*What is required*. Return every line of the data below that includes the string "everything".

*The input*.
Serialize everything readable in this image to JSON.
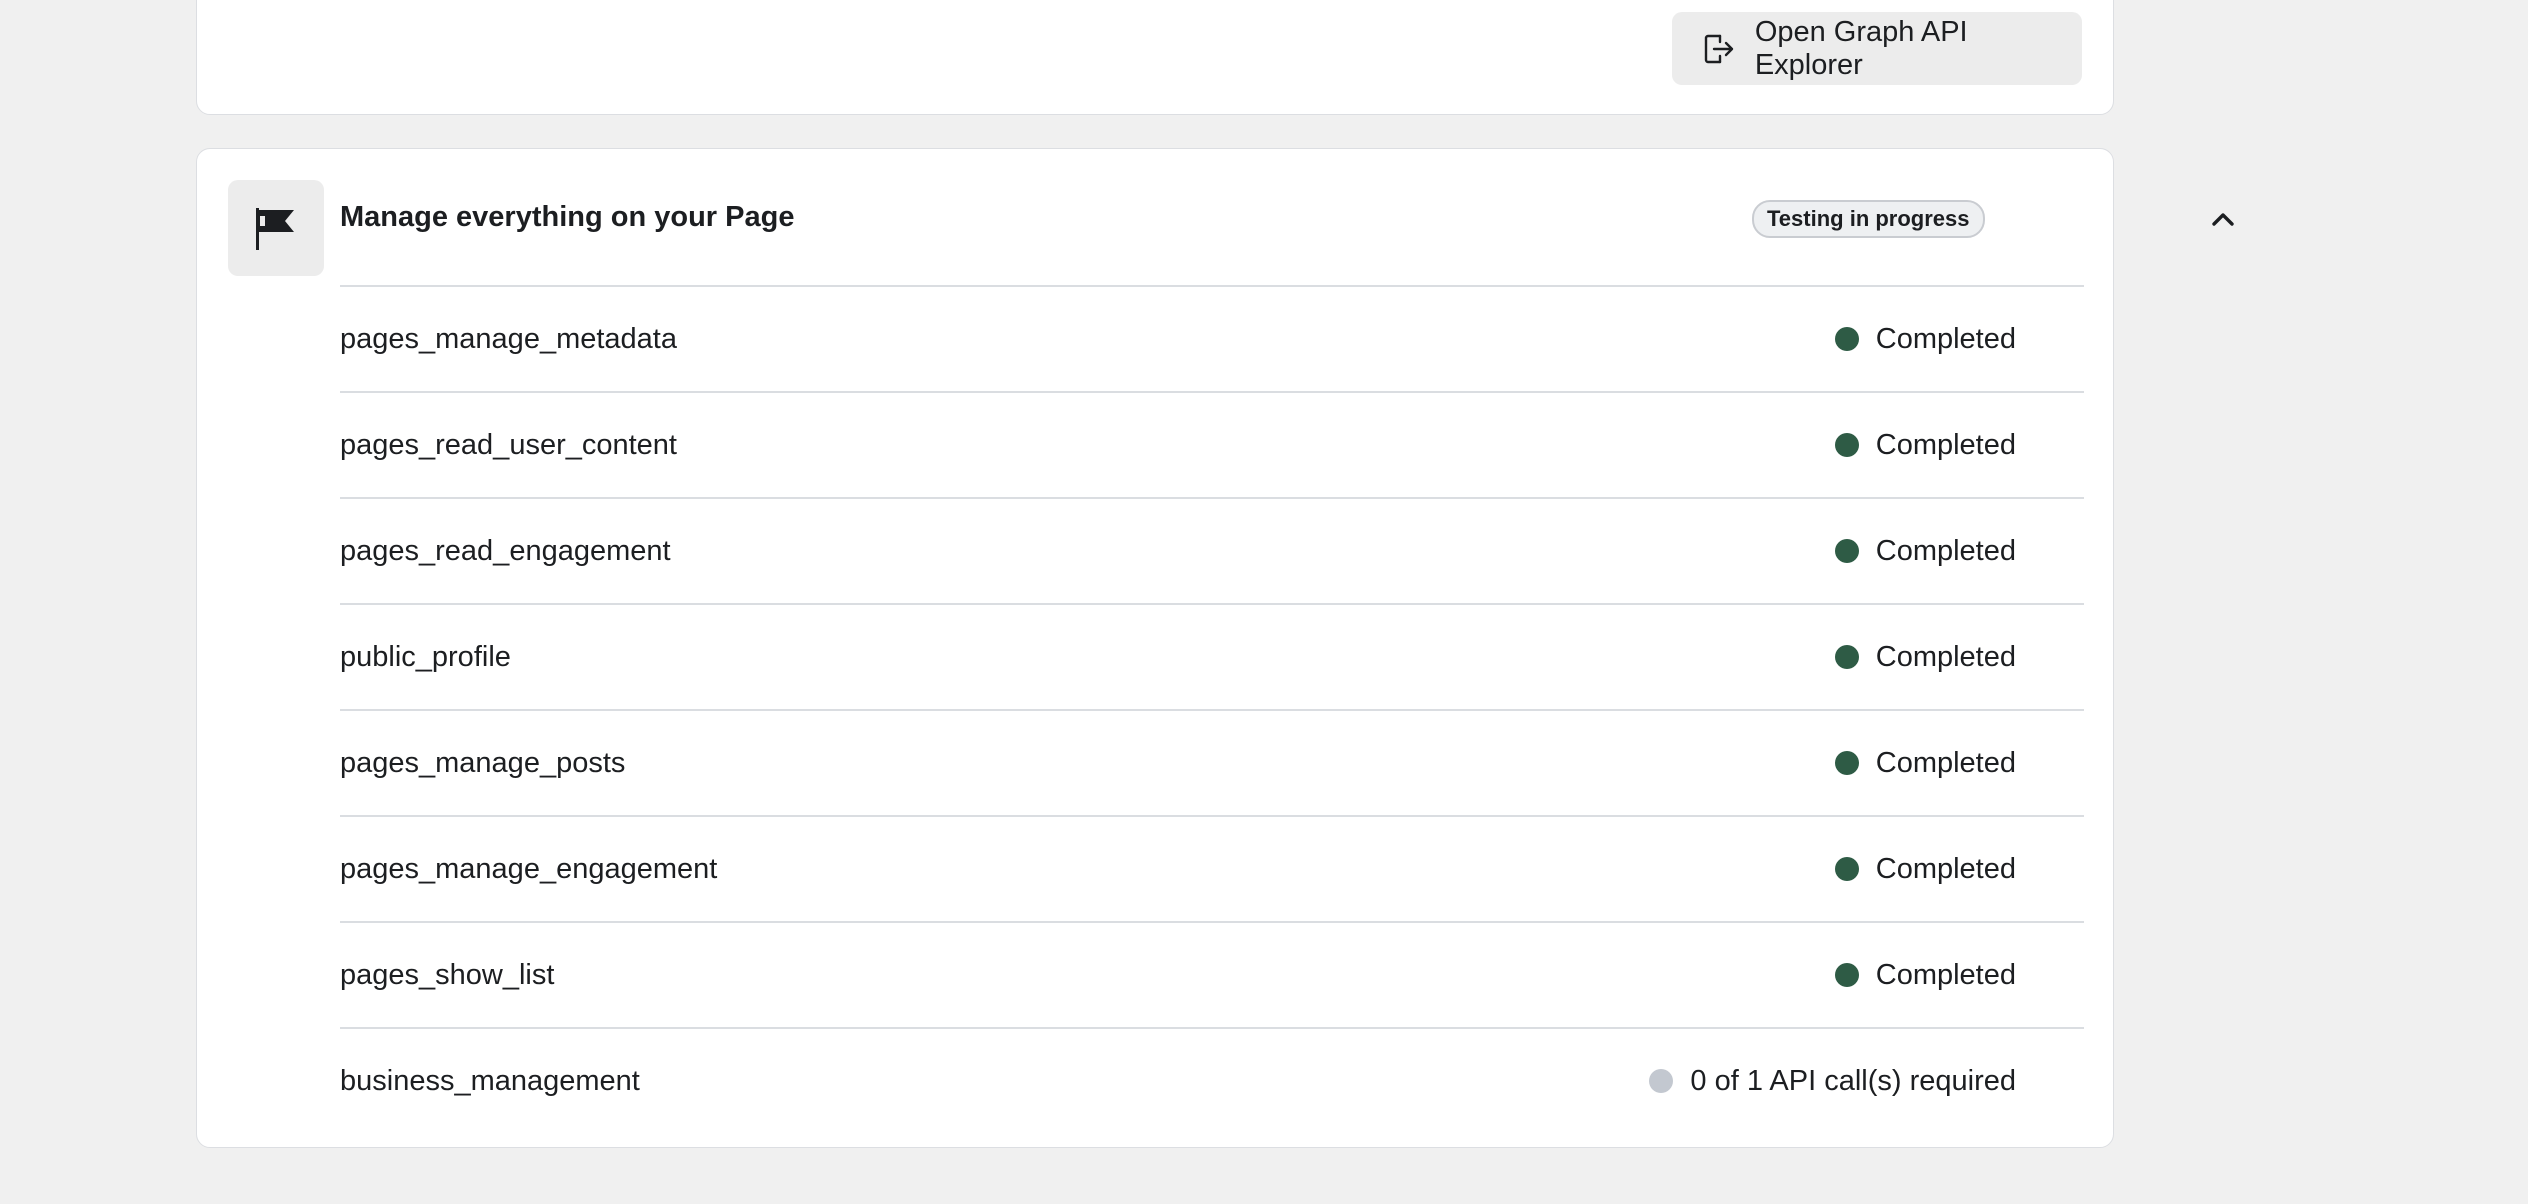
{
  "top_card": {
    "open_explorer_label": "Open Graph API Explorer",
    "open_explorer_icon": "external-open-icon"
  },
  "use_case": {
    "icon": "flag-icon",
    "title": "Manage everything on your Page",
    "badge": "Testing in progress",
    "toggle_icon": "chevron-up-icon",
    "colors": {
      "completed_dot": "#2e5b45",
      "pending_dot": "#c3c8d0"
    },
    "permissions": [
      {
        "name": "pages_manage_metadata",
        "status": "Completed",
        "state": "completed"
      },
      {
        "name": "pages_read_user_content",
        "status": "Completed",
        "state": "completed"
      },
      {
        "name": "pages_read_engagement",
        "status": "Completed",
        "state": "completed"
      },
      {
        "name": "public_profile",
        "status": "Completed",
        "state": "completed"
      },
      {
        "name": "pages_manage_posts",
        "status": "Completed",
        "state": "completed"
      },
      {
        "name": "pages_manage_engagement",
        "status": "Completed",
        "state": "completed"
      },
      {
        "name": "pages_show_list",
        "status": "Completed",
        "state": "completed"
      },
      {
        "name": "business_management",
        "status": "0 of 1 API call(s) required",
        "state": "pending"
      }
    ]
  }
}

*Output for this exercise*.
Serialize everything readable in this image to JSON.
    "title": "Manage everything on your Page",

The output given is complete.